◆ YOUR INSTRUCTIONS:
Leave out the pictures, then reproduce the rest of the material exactly.
· · · · ·
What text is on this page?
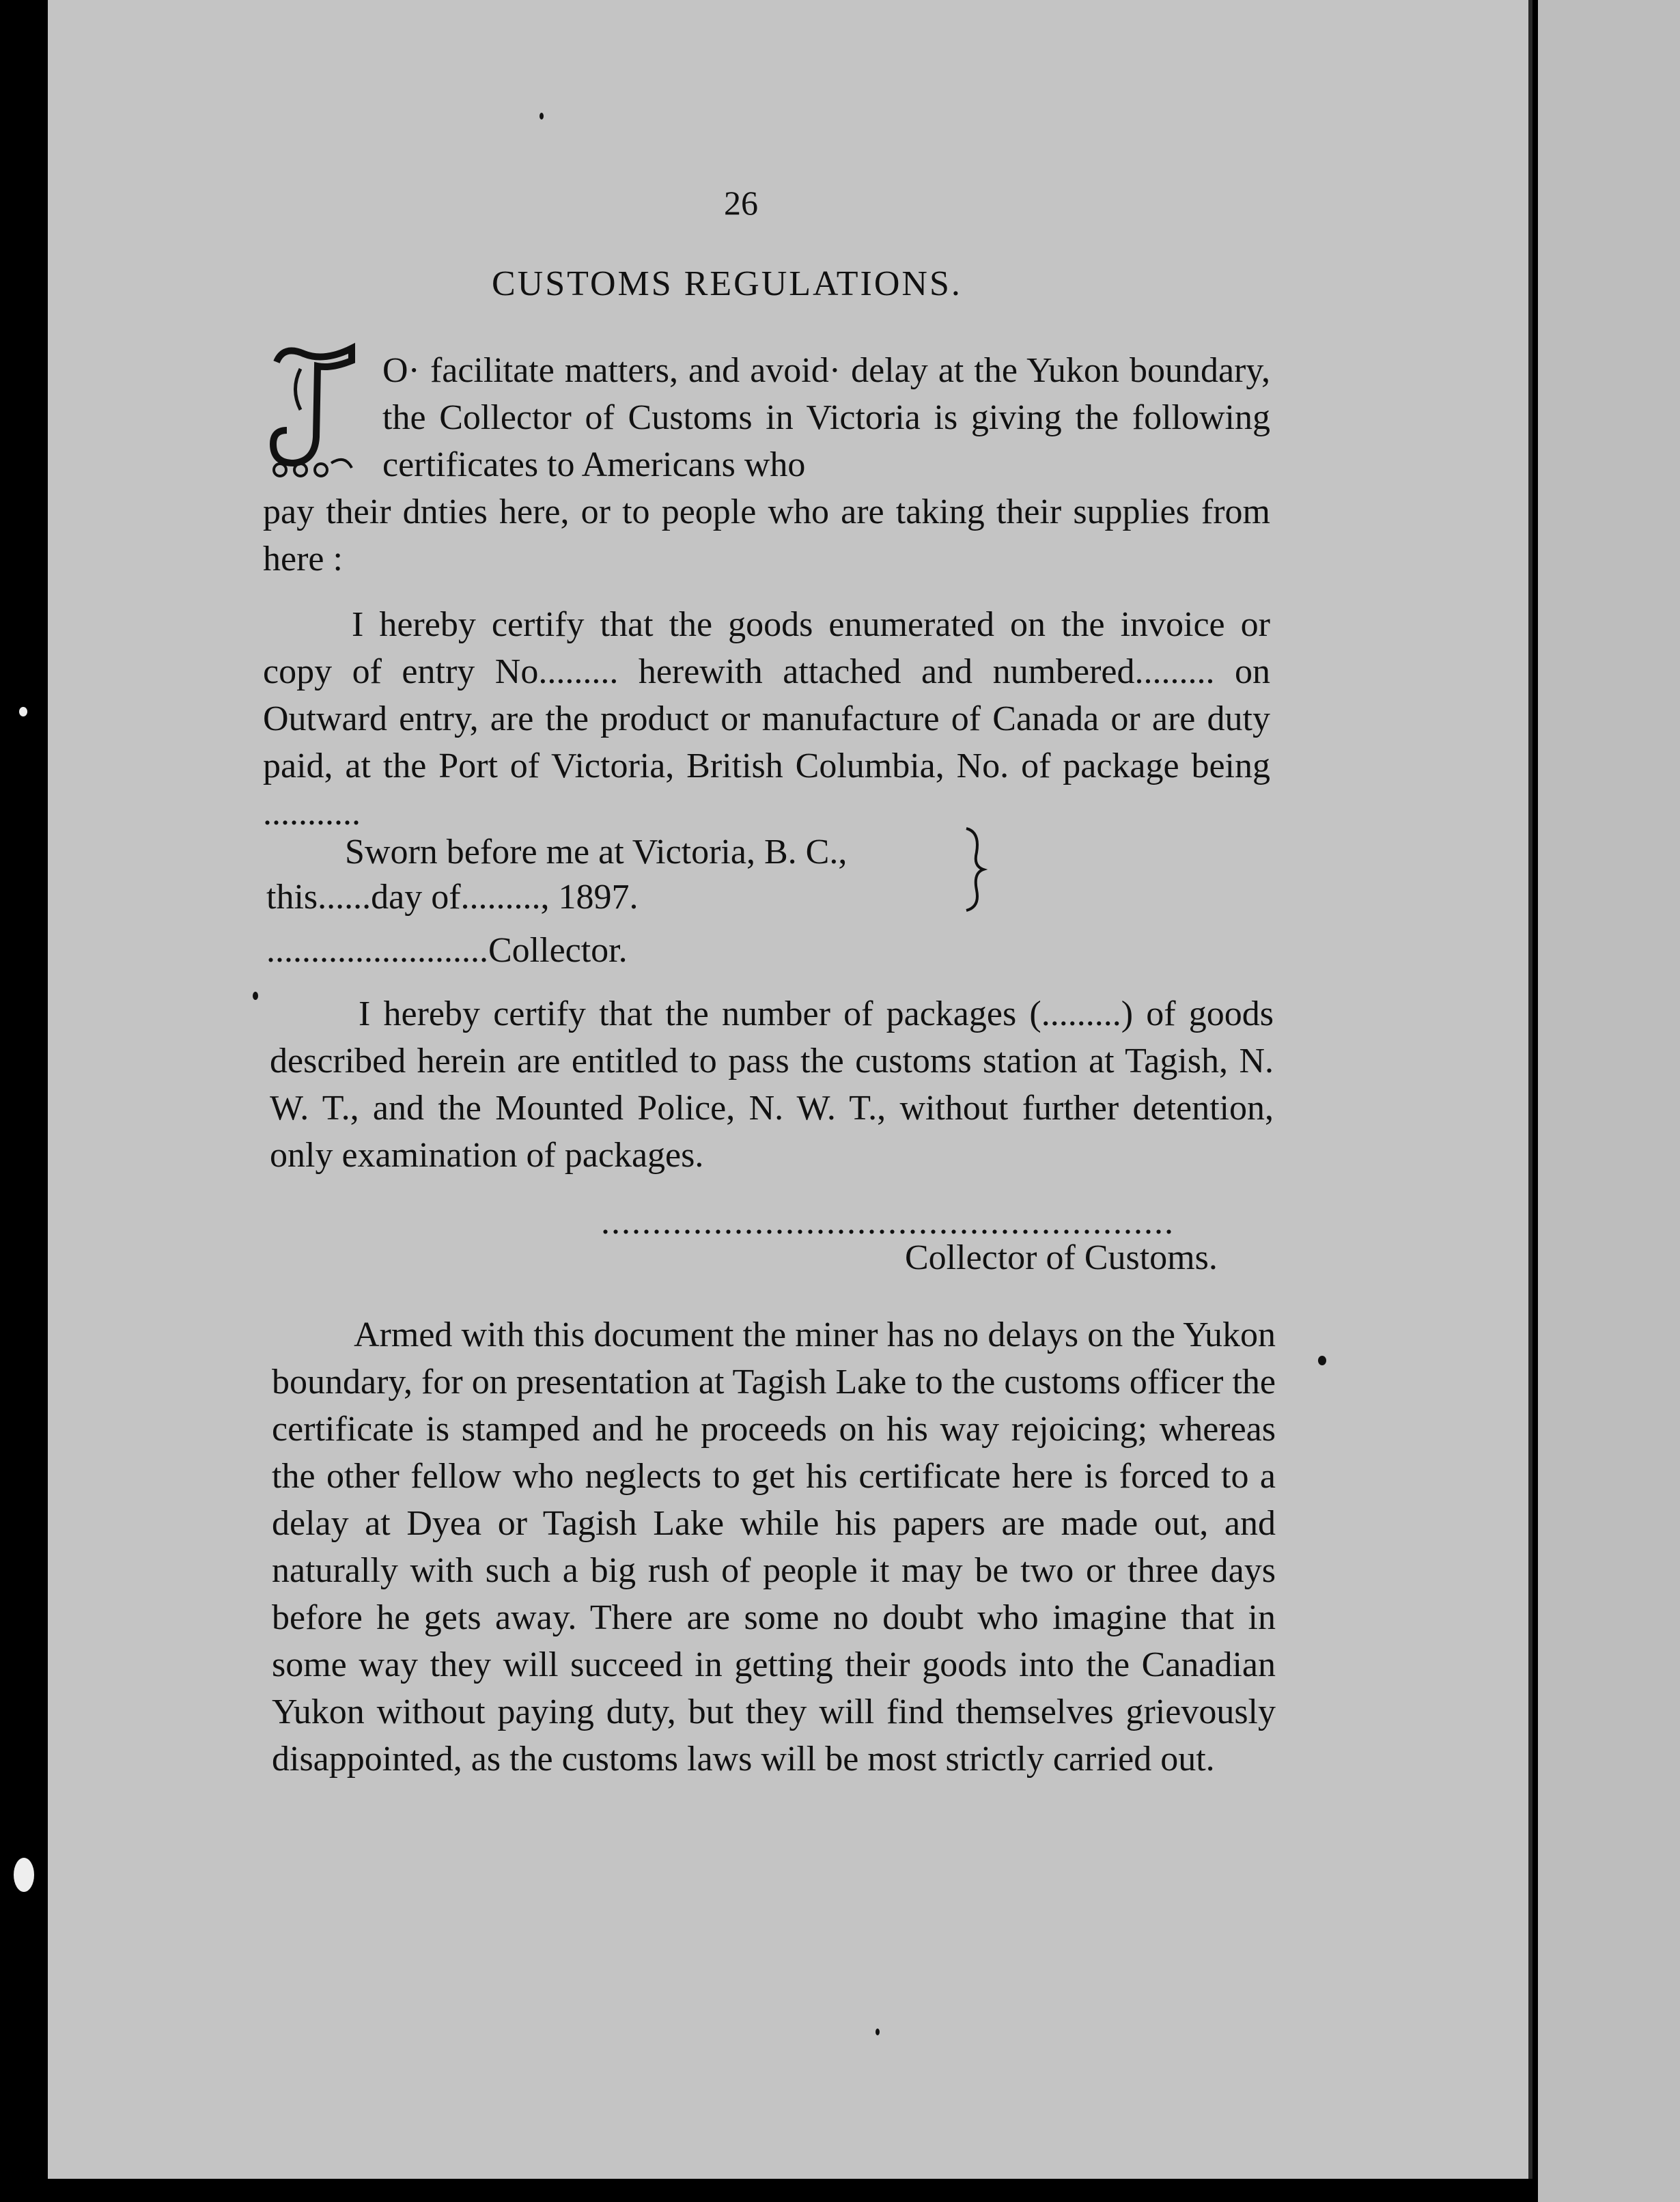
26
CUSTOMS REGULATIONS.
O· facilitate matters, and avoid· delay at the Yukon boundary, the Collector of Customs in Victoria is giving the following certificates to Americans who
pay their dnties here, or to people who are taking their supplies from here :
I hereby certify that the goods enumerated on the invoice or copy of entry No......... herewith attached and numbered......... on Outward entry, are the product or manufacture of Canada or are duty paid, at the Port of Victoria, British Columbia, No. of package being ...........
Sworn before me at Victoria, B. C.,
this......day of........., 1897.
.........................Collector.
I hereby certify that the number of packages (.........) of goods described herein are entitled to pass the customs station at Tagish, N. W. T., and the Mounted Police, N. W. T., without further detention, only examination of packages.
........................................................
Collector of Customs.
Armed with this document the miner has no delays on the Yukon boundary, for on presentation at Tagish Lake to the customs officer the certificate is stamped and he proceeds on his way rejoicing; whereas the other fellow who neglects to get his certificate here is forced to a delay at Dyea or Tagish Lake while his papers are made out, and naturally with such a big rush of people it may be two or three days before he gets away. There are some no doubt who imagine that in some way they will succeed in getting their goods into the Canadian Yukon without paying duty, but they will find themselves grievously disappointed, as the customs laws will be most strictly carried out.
· · · · ·
◆ REPLY:
What text is on this page?
26
CUSTOMS REGULATIONS.
O· facilitate matters, and avoid· delay at the Yukon boundary, the Collector of Customs in Victoria is giving the following certificates to Americans who
pay their dnties here, or to people who are taking their supplies from here :
I hereby certify that the goods enumerated on the invoice or copy of entry No......... herewith attached and numbered......... on Outward entry, are the product or manufacture of Canada or are duty paid, at the Port of Victoria, British Columbia, No. of package being ...........
Sworn before me at Victoria, B. C.,
this......day of........., 1897.
.........................Collector.
I hereby certify that the number of packages (.........) of goods described herein are entitled to pass the customs station at Tagish, N. W. T., and the Mounted Police, N. W. T., without further detention, only examination of packages.
........................................................
Collector of Customs.
Armed with this document the miner has no delays on the Yukon boundary, for on presentation at Tagish Lake to the customs officer the certificate is stamped and he proceeds on his way rejoicing; whereas the other fellow who neglects to get his certificate here is forced to a delay at Dyea or Tagish Lake while his papers are made out, and naturally with such a big rush of people it may be two or three days before he gets away. There are some no doubt who imagine that in some way they will succeed in getting their goods into the Canadian Yukon without paying duty, but they will find themselves grievously disappointed, as the customs laws will be most strictly carried out.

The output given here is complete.